◆ **Task statement**:
Retype the complete listing exactly as it appears.

** START **

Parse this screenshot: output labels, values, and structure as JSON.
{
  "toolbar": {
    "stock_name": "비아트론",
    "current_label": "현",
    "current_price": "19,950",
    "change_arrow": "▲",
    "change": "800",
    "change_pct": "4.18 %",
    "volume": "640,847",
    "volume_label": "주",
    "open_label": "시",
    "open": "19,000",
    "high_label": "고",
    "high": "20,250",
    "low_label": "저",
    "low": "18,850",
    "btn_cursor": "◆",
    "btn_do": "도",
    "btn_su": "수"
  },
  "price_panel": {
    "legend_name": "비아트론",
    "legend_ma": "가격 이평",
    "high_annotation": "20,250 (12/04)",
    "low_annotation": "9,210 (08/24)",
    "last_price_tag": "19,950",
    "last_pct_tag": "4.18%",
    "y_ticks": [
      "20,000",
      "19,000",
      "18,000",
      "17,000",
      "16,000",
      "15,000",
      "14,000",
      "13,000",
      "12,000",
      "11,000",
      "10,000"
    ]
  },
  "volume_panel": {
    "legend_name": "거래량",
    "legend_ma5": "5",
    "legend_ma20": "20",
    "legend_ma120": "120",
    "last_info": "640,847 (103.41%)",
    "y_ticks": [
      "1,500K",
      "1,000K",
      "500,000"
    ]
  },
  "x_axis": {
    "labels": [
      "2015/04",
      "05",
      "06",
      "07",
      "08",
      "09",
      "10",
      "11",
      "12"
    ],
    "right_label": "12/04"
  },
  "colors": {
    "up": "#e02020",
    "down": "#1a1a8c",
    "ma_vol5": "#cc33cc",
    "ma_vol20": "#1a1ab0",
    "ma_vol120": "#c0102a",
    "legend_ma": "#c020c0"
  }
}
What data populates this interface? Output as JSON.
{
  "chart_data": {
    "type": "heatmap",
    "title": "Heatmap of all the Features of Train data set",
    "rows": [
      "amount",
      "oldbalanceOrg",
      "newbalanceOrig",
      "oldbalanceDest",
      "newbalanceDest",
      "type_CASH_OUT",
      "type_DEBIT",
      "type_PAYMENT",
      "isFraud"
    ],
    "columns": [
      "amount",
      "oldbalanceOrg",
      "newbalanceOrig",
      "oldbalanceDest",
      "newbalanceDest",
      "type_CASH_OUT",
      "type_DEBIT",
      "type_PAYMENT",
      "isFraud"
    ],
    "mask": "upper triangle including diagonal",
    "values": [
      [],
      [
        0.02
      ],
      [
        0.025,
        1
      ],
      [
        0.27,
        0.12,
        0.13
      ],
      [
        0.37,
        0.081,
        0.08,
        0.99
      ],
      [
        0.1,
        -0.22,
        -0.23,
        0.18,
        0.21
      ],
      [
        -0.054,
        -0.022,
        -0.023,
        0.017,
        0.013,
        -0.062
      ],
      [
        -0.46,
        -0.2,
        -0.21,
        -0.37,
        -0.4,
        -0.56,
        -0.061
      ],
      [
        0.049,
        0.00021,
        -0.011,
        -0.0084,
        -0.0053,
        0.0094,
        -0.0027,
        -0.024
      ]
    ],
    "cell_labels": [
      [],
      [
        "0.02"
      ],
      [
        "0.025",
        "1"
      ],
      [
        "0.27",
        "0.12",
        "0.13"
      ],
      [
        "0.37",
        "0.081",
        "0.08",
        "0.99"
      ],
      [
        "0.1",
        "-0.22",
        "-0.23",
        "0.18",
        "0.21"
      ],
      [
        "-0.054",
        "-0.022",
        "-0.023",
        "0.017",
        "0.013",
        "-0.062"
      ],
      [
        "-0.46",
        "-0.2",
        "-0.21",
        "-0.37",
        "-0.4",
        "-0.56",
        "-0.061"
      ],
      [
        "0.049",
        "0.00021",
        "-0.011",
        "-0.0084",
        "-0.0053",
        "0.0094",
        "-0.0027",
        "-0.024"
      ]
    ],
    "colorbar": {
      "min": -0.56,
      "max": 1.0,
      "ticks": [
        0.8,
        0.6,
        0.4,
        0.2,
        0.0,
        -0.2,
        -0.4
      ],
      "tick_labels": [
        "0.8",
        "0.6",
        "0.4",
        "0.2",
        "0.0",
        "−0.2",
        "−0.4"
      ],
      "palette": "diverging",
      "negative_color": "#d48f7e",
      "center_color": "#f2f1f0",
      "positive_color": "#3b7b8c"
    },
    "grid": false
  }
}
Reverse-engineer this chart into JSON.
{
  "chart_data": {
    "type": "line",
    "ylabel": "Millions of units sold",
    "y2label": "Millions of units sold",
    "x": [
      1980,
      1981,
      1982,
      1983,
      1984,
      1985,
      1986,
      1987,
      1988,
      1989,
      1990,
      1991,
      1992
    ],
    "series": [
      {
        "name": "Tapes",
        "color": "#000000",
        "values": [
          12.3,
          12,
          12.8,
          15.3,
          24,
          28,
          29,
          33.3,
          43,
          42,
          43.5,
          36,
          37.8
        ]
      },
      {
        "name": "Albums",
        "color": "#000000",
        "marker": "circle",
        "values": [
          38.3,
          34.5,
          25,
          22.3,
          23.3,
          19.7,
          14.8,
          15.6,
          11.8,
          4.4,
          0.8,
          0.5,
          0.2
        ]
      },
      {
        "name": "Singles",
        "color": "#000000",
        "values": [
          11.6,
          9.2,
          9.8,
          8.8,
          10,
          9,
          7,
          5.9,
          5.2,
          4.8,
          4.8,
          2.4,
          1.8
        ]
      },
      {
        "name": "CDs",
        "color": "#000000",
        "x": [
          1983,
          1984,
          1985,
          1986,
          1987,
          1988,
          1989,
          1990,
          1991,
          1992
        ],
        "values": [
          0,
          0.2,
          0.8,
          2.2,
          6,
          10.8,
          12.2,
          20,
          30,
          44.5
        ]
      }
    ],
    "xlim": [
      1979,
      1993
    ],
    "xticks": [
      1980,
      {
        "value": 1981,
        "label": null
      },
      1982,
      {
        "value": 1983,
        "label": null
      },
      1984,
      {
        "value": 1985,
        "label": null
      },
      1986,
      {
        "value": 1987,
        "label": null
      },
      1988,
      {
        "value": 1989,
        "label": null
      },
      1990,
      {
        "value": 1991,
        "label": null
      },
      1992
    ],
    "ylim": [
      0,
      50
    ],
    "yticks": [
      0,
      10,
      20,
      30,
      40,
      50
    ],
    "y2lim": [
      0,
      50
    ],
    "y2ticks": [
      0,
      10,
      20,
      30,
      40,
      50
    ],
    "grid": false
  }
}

** END **

◆ **Worked answer**:
Parse this screenshot: output labels, values, and structure as JSON.
{
  "toolbar": {
    "stock_name": "비아트론",
    "current_label": "현",
    "current_price": "19,950",
    "change_arrow": "▲",
    "change": "800",
    "change_pct": "4.18 %",
    "volume": "640,847",
    "volume_label": "주",
    "open_label": "시",
    "open": "19,000",
    "high_label": "고",
    "high": "20,250",
    "low_label": "저",
    "low": "18,850",
    "btn_cursor": "◆",
    "btn_do": "도",
    "btn_su": "수"
  },
  "price_panel": {
    "legend_name": "비아트론",
    "legend_ma": "가격 이평",
    "high_annotation": "20,250 (12/04)",
    "low_annotation": "9,210 (08/24)",
    "last_price_tag": "19,950",
    "last_pct_tag": "4.18%",
    "y_ticks": [
      "20,000",
      "19,000",
      "18,000",
      "17,000",
      "16,000",
      "15,000",
      "14,000",
      "13,000",
      "12,000",
      "11,000",
      "10,000"
    ]
  },
  "volume_panel": {
    "legend_name": "거래량",
    "legend_ma5": "5",
    "legend_ma20": "20",
    "legend_ma120": "120",
    "last_info": "640,847 (103.41%)",
    "y_ticks": [
      "1,500K",
      "1,000K",
      "500,000"
    ]
  },
  "x_axis": {
    "labels": [
      "2015/04",
      "05",
      "06",
      "07",
      "08",
      "09",
      "10",
      "11",
      "12"
    ],
    "right_label": "12/04"
  },
  "colors": {
    "up": "#e02020",
    "down": "#1a1a8c",
    "ma_vol5": "#cc33cc",
    "ma_vol20": "#1a1ab0",
    "ma_vol120": "#c0102a",
    "legend_ma": "#c020c0"
  }
}
What data populates this interface? Output as JSON.
{
  "chart_data": {
    "type": "heatmap",
    "title": "Heatmap of all the Features of Train data set",
    "rows": [
      "amount",
      "oldbalanceOrg",
      "newbalanceOrig",
      "oldbalanceDest",
      "newbalanceDest",
      "type_CASH_OUT",
      "type_DEBIT",
      "type_PAYMENT",
      "isFraud"
    ],
    "columns": [
      "amount",
      "oldbalanceOrg",
      "newbalanceOrig",
      "oldbalanceDest",
      "newbalanceDest",
      "type_CASH_OUT",
      "type_DEBIT",
      "type_PAYMENT",
      "isFraud"
    ],
    "mask": "upper triangle including diagonal",
    "values": [
      [],
      [
        0.02
      ],
      [
        0.025,
        1
      ],
      [
        0.27,
        0.12,
        0.13
      ],
      [
        0.37,
        0.081,
        0.08,
        0.99
      ],
      [
        0.1,
        -0.22,
        -0.23,
        0.18,
        0.21
      ],
      [
        -0.054,
        -0.022,
        -0.023,
        0.017,
        0.013,
        -0.062
      ],
      [
        -0.46,
        -0.2,
        -0.21,
        -0.37,
        -0.4,
        -0.56,
        -0.061
      ],
      [
        0.049,
        0.00021,
        -0.011,
        -0.0084,
        -0.0053,
        0.0094,
        -0.0027,
        -0.024
      ]
    ],
    "cell_labels": [
      [],
      [
        "0.02"
      ],
      [
        "0.025",
        "1"
      ],
      [
        "0.27",
        "0.12",
        "0.13"
      ],
      [
        "0.37",
        "0.081",
        "0.08",
        "0.99"
      ],
      [
        "0.1",
        "-0.22",
        "-0.23",
        "0.18",
        "0.21"
      ],
      [
        "-0.054",
        "-0.022",
        "-0.023",
        "0.017",
        "0.013",
        "-0.062"
      ],
      [
        "-0.46",
        "-0.2",
        "-0.21",
        "-0.37",
        "-0.4",
        "-0.56",
        "-0.061"
      ],
      [
        "0.049",
        "0.00021",
        "-0.011",
        "-0.0084",
        "-0.0053",
        "0.0094",
        "-0.0027",
        "-0.024"
      ]
    ],
    "colorbar": {
      "min": -0.56,
      "max": 1.0,
      "ticks": [
        0.8,
        0.6,
        0.4,
        0.2,
        0.0,
        -0.2,
        -0.4
      ],
      "tick_labels": [
        "0.8",
        "0.6",
        "0.4",
        "0.2",
        "0.0",
        "−0.2",
        "−0.4"
      ],
      "palette": "diverging",
      "negative_color": "#d48f7e",
      "center_color": "#f2f1f0",
      "positive_color": "#3b7b8c"
    },
    "grid": false
  }
}
Reverse-engineer this chart into JSON.
{
  "chart_data": {
    "type": "line",
    "ylabel": "Millions of units sold",
    "y2label": "Millions of units sold",
    "x": [
      1980,
      1981,
      1982,
      1983,
      1984,
      1985,
      1986,
      1987,
      1988,
      1989,
      1990,
      1991,
      1992
    ],
    "series": [
      {
        "name": "Tapes",
        "color": "#000000",
        "values": [
          12.3,
          12,
          12.8,
          15.3,
          24,
          28,
          29,
          33.3,
          43,
          42,
          43.5,
          36,
          37.8
        ]
      },
      {
        "name": "Albums",
        "color": "#000000",
        "marker": "circle",
        "values": [
          38.3,
          34.5,
          25,
          22.3,
          23.3,
          19.7,
          14.8,
          15.6,
          11.8,
          4.4,
          0.8,
          0.5,
          0.2
        ]
      },
      {
        "name": "Singles",
        "color": "#000000",
        "values": [
          11.6,
          9.2,
          9.8,
          8.8,
          10,
          9,
          7,
          5.9,
          5.2,
          4.8,
          4.8,
          2.4,
          1.8
        ]
      },
      {
        "name": "CDs",
        "color": "#000000",
        "x": [
          1983,
          1984,
          1985,
          1986,
          1987,
          1988,
          1989,
          1990,
          1991,
          1992
        ],
        "values": [
          0,
          0.2,
          0.8,
          2.2,
          6,
          10.8,
          12.2,
          20,
          30,
          44.5
        ]
      }
    ],
    "xlim": [
      1979,
      1993
    ],
    "xticks": [
      1980,
      {
        "value": 1981,
        "label": null
      },
      1982,
      {
        "value": 1983,
        "label": null
      },
      1984,
      {
        "value": 1985,
        "label": null
      },
      1986,
      {
        "value": 1987,
        "label": null
      },
      1988,
      {
        "value": 1989,
        "label": null
      },
      1990,
      {
        "value": 1991,
        "label": null
      },
      1992
    ],
    "ylim": [
      0,
      50
    ],
    "yticks": [
      0,
      10,
      20,
      30,
      40,
      50
    ],
    "y2lim": [
      0,
      50
    ],
    "y2ticks": [
      0,
      10,
      20,
      30,
      40,
      50
    ],
    "grid": false
  }
}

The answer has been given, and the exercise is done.